--- DIRECTIONS ---
Each line that follows should be printed again exactly as it stands.

BEGIN INFORMATION SUPPLIED

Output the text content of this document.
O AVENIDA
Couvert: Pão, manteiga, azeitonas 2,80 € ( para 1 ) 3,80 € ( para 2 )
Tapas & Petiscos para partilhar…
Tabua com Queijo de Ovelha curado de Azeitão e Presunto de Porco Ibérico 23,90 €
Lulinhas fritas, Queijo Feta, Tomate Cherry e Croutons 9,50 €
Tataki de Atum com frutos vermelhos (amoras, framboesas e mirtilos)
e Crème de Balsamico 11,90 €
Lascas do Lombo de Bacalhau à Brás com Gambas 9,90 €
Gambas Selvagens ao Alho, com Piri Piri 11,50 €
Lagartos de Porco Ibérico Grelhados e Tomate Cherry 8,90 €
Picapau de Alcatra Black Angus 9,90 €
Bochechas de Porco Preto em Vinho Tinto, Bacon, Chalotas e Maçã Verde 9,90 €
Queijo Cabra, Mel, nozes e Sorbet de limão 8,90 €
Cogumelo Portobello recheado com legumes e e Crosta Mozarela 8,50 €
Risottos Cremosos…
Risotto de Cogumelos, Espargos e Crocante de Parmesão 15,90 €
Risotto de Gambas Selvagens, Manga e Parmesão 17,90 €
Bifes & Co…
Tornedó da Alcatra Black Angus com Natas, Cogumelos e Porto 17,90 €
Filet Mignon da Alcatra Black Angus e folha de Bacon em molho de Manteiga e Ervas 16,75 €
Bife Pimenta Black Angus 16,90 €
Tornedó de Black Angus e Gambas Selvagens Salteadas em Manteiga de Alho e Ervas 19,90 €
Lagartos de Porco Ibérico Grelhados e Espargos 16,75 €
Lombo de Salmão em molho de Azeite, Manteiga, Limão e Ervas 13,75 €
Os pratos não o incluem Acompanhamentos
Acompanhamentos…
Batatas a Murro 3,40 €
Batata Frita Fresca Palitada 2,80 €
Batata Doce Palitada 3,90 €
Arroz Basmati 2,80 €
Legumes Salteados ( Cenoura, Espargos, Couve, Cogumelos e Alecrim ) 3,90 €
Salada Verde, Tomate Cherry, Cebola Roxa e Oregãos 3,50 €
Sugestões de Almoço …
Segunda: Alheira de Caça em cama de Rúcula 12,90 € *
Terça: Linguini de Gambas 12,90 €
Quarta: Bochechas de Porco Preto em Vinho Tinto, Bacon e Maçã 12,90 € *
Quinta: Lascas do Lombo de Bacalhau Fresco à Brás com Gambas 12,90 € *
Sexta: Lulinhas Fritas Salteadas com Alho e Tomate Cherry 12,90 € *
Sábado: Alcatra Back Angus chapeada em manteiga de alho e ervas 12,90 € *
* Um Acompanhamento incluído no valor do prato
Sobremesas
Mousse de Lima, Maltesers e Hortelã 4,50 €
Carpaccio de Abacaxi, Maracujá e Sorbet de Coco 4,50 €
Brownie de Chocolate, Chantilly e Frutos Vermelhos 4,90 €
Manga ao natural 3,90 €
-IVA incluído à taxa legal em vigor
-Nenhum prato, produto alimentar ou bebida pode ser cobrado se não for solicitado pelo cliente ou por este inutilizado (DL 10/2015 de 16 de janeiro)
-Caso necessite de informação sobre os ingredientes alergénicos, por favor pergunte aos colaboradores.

END INFORMATION SUPPLIED

--- TASK RESULT ---
Output the text content of this document.
O AVENIDA
Couvert: Pão, manteiga, azeitonas 2,80 € ( para 1 ) 3,80 € ( para 2 )
Tapas & Petiscos para partilhar…
Tabua com Queijo de Ovelha curado de Azeitão e Presunto de Porco Ibérico 23,90 €
Lulinhas fritas, Queijo Feta, Tomate Cherry e Croutons 9,50 €
Tataki de Atum com frutos vermelhos (amoras, framboesas e mirtilos)
e Crème de Balsamico 11,90 €
Lascas do Lombo de Bacalhau à Brás com Gambas 9,90 €
Gambas Selvagens ao Alho, com Piri Piri 11,50 €
Lagartos de Porco Ibérico Grelhados e Tomate Cherry 8,90 €
Picapau de Alcatra Black Angus 9,90 €
Bochechas de Porco Preto em Vinho Tinto, Bacon, Chalotas e Maçã Verde 9,90 €
Queijo Cabra, Mel, nozes e Sorbet de limão 8,90 €
Cogumelo Portobello recheado com legumes e e Crosta Mozarela 8,50 €
Risottos Cremosos…
Risotto de Cogumelos, Espargos e Crocante de Parmesão 15,90 €
Risotto de Gambas Selvagens, Manga e Parmesão 17,90 €
Bifes & Co…
Tornedó da Alcatra Black Angus com Natas, Cogumelos e Porto 17,90 €
Filet Mignon da Alcatra Black Angus e folha de Bacon em molho de Manteiga e Ervas 16,75 €
Bife Pimenta Black Angus 16,90 €
Tornedó de Black Angus e Gambas Selvagens Salteadas em Manteiga de Alho e Ervas 19,90 €
Lagartos de Porco Ibérico Grelhados e Espargos 16,75 €
Lombo de Salmão em molho de Azeite, Manteiga, Limão e Ervas 13,75 €
Os pratos não o incluem Acompanhamentos
Acompanhamentos…
Batatas a Murro 3,40 €
Batata Frita Fresca Palitada 2,80 €
Batata Doce Palitada 3,90 €
Arroz Basmati 2,80 €
Legumes Salteados ( Cenoura, Espargos, Couve, Cogumelos e Alecrim ) 3,90 €
Salada Verde, Tomate Cherry, Cebola Roxa e Oregãos 3,50 €
Sugestões de Almoço …
Segunda: Alheira de Caça em cama de Rúcula 12,90 € *
Terça: Linguini de Gambas 12,90 €
Quarta: Bochechas de Porco Preto em Vinho Tinto, Bacon e Maçã 12,90 € *
Quinta: Lascas do Lombo de Bacalhau Fresco à Brás com Gambas 12,90 € *
Sexta: Lulinhas Fritas Salteadas com Alho e Tomate Cherry 12,90 € *
Sábado: Alcatra Back Angus chapeada em manteiga de alho e ervas 12,90 € *
* Um Acompanhamento incluído no valor do prato
Sobremesas
Mousse de Lima, Maltesers e Hortelã 4,50 €
Carpaccio de Abacaxi, Maracujá e Sorbet de Coco 4,50 €
Brownie de Chocolate, Chantilly e Frutos Vermelhos 4,90 €
Manga ao natural 3,90 €
-IVA incluído à taxa legal em vigor
-Nenhum prato, produto alimentar ou bebida pode ser cobrado se não for solicitado pelo cliente ou por este inutilizado (DL 10/2015 de 16 de janeiro)
-Caso necessite de informação sobre os ingredientes alergénicos, por favor pergunte aos colaboradores.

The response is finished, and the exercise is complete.